### PROBLEM REQUIREMENTS
Quote, without change, all of the lines that follow.

### SUPPLIED DATA
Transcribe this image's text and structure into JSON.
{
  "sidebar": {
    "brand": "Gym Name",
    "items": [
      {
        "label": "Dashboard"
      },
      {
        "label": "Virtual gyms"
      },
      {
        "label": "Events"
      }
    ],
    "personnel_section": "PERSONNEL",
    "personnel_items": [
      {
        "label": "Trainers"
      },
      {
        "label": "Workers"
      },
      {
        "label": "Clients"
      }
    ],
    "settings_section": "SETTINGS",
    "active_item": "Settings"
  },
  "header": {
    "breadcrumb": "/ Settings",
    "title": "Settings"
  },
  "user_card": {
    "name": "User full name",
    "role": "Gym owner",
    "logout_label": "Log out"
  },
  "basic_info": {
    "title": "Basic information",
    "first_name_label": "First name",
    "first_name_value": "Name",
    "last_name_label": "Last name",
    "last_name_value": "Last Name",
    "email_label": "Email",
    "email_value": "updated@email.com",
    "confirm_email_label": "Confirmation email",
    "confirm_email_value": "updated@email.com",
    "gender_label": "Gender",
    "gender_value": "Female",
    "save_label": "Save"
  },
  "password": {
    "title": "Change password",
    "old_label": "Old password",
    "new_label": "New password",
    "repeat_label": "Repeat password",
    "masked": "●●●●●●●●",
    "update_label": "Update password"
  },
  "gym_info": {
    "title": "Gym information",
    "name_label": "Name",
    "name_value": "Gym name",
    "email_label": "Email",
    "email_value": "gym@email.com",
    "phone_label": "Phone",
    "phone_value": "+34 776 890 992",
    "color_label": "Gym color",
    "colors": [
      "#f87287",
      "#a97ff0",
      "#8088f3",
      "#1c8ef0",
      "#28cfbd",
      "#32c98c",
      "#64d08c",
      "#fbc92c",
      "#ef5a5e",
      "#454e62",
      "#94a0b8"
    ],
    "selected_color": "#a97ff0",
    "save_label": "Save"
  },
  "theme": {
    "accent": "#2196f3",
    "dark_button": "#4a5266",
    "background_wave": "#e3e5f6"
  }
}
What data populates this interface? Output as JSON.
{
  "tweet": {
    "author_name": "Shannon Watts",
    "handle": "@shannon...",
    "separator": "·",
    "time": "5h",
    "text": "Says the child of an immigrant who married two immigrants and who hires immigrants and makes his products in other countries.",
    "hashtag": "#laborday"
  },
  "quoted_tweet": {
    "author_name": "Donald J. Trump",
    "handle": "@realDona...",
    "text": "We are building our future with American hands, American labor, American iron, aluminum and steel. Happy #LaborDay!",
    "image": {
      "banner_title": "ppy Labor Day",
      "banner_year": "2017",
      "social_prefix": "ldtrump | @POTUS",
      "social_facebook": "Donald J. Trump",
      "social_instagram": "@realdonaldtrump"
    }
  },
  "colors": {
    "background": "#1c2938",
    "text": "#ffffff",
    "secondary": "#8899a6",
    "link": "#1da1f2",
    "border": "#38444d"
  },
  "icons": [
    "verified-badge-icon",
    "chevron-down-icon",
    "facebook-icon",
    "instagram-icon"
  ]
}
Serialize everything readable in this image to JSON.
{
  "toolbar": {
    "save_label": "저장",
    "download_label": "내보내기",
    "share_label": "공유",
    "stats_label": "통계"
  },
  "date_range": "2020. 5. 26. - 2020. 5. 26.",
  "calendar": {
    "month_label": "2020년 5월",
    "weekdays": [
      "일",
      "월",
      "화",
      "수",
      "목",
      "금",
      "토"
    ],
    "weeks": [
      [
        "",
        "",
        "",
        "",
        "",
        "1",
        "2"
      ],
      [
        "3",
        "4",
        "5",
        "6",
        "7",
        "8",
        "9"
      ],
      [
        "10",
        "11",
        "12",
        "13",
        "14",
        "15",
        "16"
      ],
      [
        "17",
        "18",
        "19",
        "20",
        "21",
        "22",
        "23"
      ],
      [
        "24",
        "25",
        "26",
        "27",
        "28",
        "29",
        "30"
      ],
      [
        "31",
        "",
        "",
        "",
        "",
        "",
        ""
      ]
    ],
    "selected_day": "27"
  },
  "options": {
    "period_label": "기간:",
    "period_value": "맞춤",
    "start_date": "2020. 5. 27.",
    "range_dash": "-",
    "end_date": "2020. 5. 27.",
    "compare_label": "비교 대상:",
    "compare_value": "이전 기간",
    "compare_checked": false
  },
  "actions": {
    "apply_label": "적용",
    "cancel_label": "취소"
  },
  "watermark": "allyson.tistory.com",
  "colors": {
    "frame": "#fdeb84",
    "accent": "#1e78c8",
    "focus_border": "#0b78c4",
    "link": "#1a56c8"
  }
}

### FINISHED TASK
Transcribe this image's text and structure into JSON.
{
  "sidebar": {
    "brand": "Gym Name",
    "items": [
      {
        "label": "Dashboard"
      },
      {
        "label": "Virtual gyms"
      },
      {
        "label": "Events"
      }
    ],
    "personnel_section": "PERSONNEL",
    "personnel_items": [
      {
        "label": "Trainers"
      },
      {
        "label": "Workers"
      },
      {
        "label": "Clients"
      }
    ],
    "settings_section": "SETTINGS",
    "active_item": "Settings"
  },
  "header": {
    "breadcrumb": "/ Settings",
    "title": "Settings"
  },
  "user_card": {
    "name": "User full name",
    "role": "Gym owner",
    "logout_label": "Log out"
  },
  "basic_info": {
    "title": "Basic information",
    "first_name_label": "First name",
    "first_name_value": "Name",
    "last_name_label": "Last name",
    "last_name_value": "Last Name",
    "email_label": "Email",
    "email_value": "updated@email.com",
    "confirm_email_label": "Confirmation email",
    "confirm_email_value": "updated@email.com",
    "gender_label": "Gender",
    "gender_value": "Female",
    "save_label": "Save"
  },
  "password": {
    "title": "Change password",
    "old_label": "Old password",
    "new_label": "New password",
    "repeat_label": "Repeat password",
    "masked": "●●●●●●●●",
    "update_label": "Update password"
  },
  "gym_info": {
    "title": "Gym information",
    "name_label": "Name",
    "name_value": "Gym name",
    "email_label": "Email",
    "email_value": "gym@email.com",
    "phone_label": "Phone",
    "phone_value": "+34 776 890 992",
    "color_label": "Gym color",
    "colors": [
      "#f87287",
      "#a97ff0",
      "#8088f3",
      "#1c8ef0",
      "#28cfbd",
      "#32c98c",
      "#64d08c",
      "#fbc92c",
      "#ef5a5e",
      "#454e62",
      "#94a0b8"
    ],
    "selected_color": "#a97ff0",
    "save_label": "Save"
  },
  "theme": {
    "accent": "#2196f3",
    "dark_button": "#4a5266",
    "background_wave": "#e3e5f6"
  }
}
What data populates this interface? Output as JSON.
{
  "tweet": {
    "author_name": "Shannon Watts",
    "handle": "@shannon...",
    "separator": "·",
    "time": "5h",
    "text": "Says the child of an immigrant who married two immigrants and who hires immigrants and makes his products in other countries.",
    "hashtag": "#laborday"
  },
  "quoted_tweet": {
    "author_name": "Donald J. Trump",
    "handle": "@realDona...",
    "text": "We are building our future with American hands, American labor, American iron, aluminum and steel. Happy #LaborDay!",
    "image": {
      "banner_title": "ppy Labor Day",
      "banner_year": "2017",
      "social_prefix": "ldtrump | @POTUS",
      "social_facebook": "Donald J. Trump",
      "social_instagram": "@realdonaldtrump"
    }
  },
  "colors": {
    "background": "#1c2938",
    "text": "#ffffff",
    "secondary": "#8899a6",
    "link": "#1da1f2",
    "border": "#38444d"
  },
  "icons": [
    "verified-badge-icon",
    "chevron-down-icon",
    "facebook-icon",
    "instagram-icon"
  ]
}
Serialize everything readable in this image to JSON.
{
  "toolbar": {
    "save_label": "저장",
    "download_label": "내보내기",
    "share_label": "공유",
    "stats_label": "통계"
  },
  "date_range": "2020. 5. 26. - 2020. 5. 26.",
  "calendar": {
    "month_label": "2020년 5월",
    "weekdays": [
      "일",
      "월",
      "화",
      "수",
      "목",
      "금",
      "토"
    ],
    "weeks": [
      [
        "",
        "",
        "",
        "",
        "",
        "1",
        "2"
      ],
      [
        "3",
        "4",
        "5",
        "6",
        "7",
        "8",
        "9"
      ],
      [
        "10",
        "11",
        "12",
        "13",
        "14",
        "15",
        "16"
      ],
      [
        "17",
        "18",
        "19",
        "20",
        "21",
        "22",
        "23"
      ],
      [
        "24",
        "25",
        "26",
        "27",
        "28",
        "29",
        "30"
      ],
      [
        "31",
        "",
        "",
        "",
        "",
        "",
        ""
      ]
    ],
    "selected_day": "27"
  },
  "options": {
    "period_label": "기간:",
    "period_value": "맞춤",
    "start_date": "2020. 5. 27.",
    "range_dash": "-",
    "end_date": "2020. 5. 27.",
    "compare_label": "비교 대상:",
    "compare_value": "이전 기간",
    "compare_checked": false
  },
  "actions": {
    "apply_label": "적용",
    "cancel_label": "취소"
  },
  "watermark": "allyson.tistory.com",
  "colors": {
    "frame": "#fdeb84",
    "accent": "#1e78c8",
    "focus_border": "#0b78c4",
    "link": "#1a56c8"
  }
}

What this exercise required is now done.